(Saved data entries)
○ ○ ○ ○ ○
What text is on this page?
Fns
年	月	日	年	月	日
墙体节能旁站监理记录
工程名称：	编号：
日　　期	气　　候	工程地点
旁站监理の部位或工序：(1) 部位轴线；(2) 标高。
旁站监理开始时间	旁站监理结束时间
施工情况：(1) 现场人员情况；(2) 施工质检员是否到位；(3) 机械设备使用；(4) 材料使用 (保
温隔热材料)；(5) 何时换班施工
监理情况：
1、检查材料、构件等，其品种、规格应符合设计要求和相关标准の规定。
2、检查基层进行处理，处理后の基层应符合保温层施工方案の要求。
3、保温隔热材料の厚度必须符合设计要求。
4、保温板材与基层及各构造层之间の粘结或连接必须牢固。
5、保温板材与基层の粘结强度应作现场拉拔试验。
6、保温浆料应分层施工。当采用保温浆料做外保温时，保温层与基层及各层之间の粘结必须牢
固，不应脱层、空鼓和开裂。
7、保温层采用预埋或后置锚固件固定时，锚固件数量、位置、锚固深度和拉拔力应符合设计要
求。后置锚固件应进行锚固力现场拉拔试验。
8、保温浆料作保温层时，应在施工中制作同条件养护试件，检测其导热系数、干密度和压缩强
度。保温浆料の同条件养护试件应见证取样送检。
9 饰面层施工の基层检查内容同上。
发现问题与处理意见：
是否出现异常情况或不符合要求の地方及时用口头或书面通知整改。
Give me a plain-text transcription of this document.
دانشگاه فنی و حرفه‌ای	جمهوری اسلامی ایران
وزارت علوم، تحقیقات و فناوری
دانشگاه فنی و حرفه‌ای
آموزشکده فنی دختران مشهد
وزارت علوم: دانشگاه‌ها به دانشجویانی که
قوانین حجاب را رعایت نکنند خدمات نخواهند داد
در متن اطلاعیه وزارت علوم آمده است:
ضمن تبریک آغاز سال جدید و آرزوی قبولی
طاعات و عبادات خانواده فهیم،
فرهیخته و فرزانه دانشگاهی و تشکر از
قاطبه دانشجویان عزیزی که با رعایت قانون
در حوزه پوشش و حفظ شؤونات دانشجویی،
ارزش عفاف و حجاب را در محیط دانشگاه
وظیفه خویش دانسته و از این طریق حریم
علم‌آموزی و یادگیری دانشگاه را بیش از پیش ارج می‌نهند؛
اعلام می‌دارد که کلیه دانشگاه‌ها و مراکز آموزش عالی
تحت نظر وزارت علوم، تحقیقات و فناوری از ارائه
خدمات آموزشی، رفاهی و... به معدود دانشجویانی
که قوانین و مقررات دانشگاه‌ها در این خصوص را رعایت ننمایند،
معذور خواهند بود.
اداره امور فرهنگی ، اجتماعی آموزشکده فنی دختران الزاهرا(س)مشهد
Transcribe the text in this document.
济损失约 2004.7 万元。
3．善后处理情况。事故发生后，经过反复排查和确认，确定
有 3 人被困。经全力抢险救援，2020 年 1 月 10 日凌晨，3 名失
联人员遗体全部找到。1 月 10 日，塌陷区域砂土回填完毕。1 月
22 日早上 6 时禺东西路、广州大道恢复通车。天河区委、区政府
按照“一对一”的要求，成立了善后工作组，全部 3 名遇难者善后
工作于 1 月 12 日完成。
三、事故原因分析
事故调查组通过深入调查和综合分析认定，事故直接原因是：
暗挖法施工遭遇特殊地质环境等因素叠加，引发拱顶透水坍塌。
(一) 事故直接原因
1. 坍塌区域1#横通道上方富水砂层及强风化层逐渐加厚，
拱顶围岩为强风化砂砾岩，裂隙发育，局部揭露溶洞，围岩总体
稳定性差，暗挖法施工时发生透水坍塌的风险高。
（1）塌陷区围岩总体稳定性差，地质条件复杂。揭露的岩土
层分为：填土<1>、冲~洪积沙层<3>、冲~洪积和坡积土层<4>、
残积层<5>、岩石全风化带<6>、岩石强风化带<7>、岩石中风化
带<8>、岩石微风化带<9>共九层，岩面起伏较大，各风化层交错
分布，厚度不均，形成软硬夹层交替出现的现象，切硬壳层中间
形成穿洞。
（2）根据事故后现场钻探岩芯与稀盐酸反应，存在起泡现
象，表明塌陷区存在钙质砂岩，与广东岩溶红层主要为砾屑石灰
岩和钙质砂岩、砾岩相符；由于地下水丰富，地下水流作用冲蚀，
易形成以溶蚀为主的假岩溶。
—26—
○ ○ ○ ○ ○
**Given exercise:**
Using the listing above, please repeat every entry exactly.

**Response below:**
What text is on this page?
Fns
年	月	日	年	月	日
墙体节能旁站监理记录
工程名称：	编号：
日　　期	气　　候	工程地点
旁站监理の部位或工序：(1) 部位轴线；(2) 标高。
旁站监理开始时间	旁站监理结束时间
施工情况：(1) 现场人员情况；(2) 施工质检员是否到位；(3) 机械设备使用；(4) 材料使用 (保
温隔热材料)；(5) 何时换班施工
监理情况：
1、检查材料、构件等，其品种、规格应符合设计要求和相关标准の规定。
2、检查基层进行处理，处理后の基层应符合保温层施工方案の要求。
3、保温隔热材料の厚度必须符合设计要求。
4、保温板材与基层及各构造层之间の粘结或连接必须牢固。
5、保温板材与基层の粘结强度应作现场拉拔试验。
6、保温浆料应分层施工。当采用保温浆料做外保温时，保温层与基层及各层之间の粘结必须牢
固，不应脱层、空鼓和开裂。
7、保温层采用预埋或后置锚固件固定时，锚固件数量、位置、锚固深度和拉拔力应符合设计要
求。后置锚固件应进行锚固力现场拉拔试验。
8、保温浆料作保温层时，应在施工中制作同条件养护试件，检测其导热系数、干密度和压缩强
度。保温浆料の同条件养护试件应见证取样送检。
9 饰面层施工の基层检查内容同上。
发现问题与处理意见：
是否出现异常情况或不符合要求の地方及时用口头或书面通知整改。
Give me a plain-text transcription of this document.
دانشگاه فنی و حرفه‌ای	جمهوری اسلامی ایران
وزارت علوم، تحقیقات و فناوری
دانشگاه فنی و حرفه‌ای
آموزشکده فنی دختران مشهد
وزارت علوم: دانشگاه‌ها به دانشجویانی که
قوانین حجاب را رعایت نکنند خدمات نخواهند داد
در متن اطلاعیه وزارت علوم آمده است:
ضمن تبریک آغاز سال جدید و آرزوی قبولی
طاعات و عبادات خانواده فهیم،
فرهیخته و فرزانه دانشگاهی و تشکر از
قاطبه دانشجویان عزیزی که با رعایت قانون
در حوزه پوشش و حفظ شؤونات دانشجویی،
ارزش عفاف و حجاب را در محیط دانشگاه
وظیفه خویش دانسته و از این طریق حریم
علم‌آموزی و یادگیری دانشگاه را بیش از پیش ارج می‌نهند؛
اعلام می‌دارد که کلیه دانشگاه‌ها و مراکز آموزش عالی
تحت نظر وزارت علوم، تحقیقات و فناوری از ارائه
خدمات آموزشی، رفاهی و... به معدود دانشجویانی
که قوانین و مقررات دانشگاه‌ها در این خصوص را رعایت ننمایند،
معذور خواهند بود.
اداره امور فرهنگی ، اجتماعی آموزشکده فنی دختران الزاهرا(س)مشهد
Transcribe the text in this document.
济损失约 2004.7 万元。
3．善后处理情况。事故发生后，经过反复排查和确认，确定
有 3 人被困。经全力抢险救援，2020 年 1 月 10 日凌晨，3 名失
联人员遗体全部找到。1 月 10 日，塌陷区域砂土回填完毕。1 月
22 日早上 6 时禺东西路、广州大道恢复通车。天河区委、区政府
按照“一对一”的要求，成立了善后工作组，全部 3 名遇难者善后
工作于 1 月 12 日完成。
三、事故原因分析
事故调查组通过深入调查和综合分析认定，事故直接原因是：
暗挖法施工遭遇特殊地质环境等因素叠加，引发拱顶透水坍塌。
(一) 事故直接原因
1. 坍塌区域1#横通道上方富水砂层及强风化层逐渐加厚，
拱顶围岩为强风化砂砾岩，裂隙发育，局部揭露溶洞，围岩总体
稳定性差，暗挖法施工时发生透水坍塌的风险高。
（1）塌陷区围岩总体稳定性差，地质条件复杂。揭露的岩土
层分为：填土<1>、冲~洪积沙层<3>、冲~洪积和坡积土层<4>、
残积层<5>、岩石全风化带<6>、岩石强风化带<7>、岩石中风化
带<8>、岩石微风化带<9>共九层，岩面起伏较大，各风化层交错
分布，厚度不均，形成软硬夹层交替出现的现象，切硬壳层中间
形成穿洞。
（2）根据事故后现场钻探岩芯与稀盐酸反应，存在起泡现
象，表明塌陷区存在钙质砂岩，与广东岩溶红层主要为砾屑石灰
岩和钙质砂岩、砾岩相符；由于地下水丰富，地下水流作用冲蚀，
易形成以溶蚀为主的假岩溶。
—26—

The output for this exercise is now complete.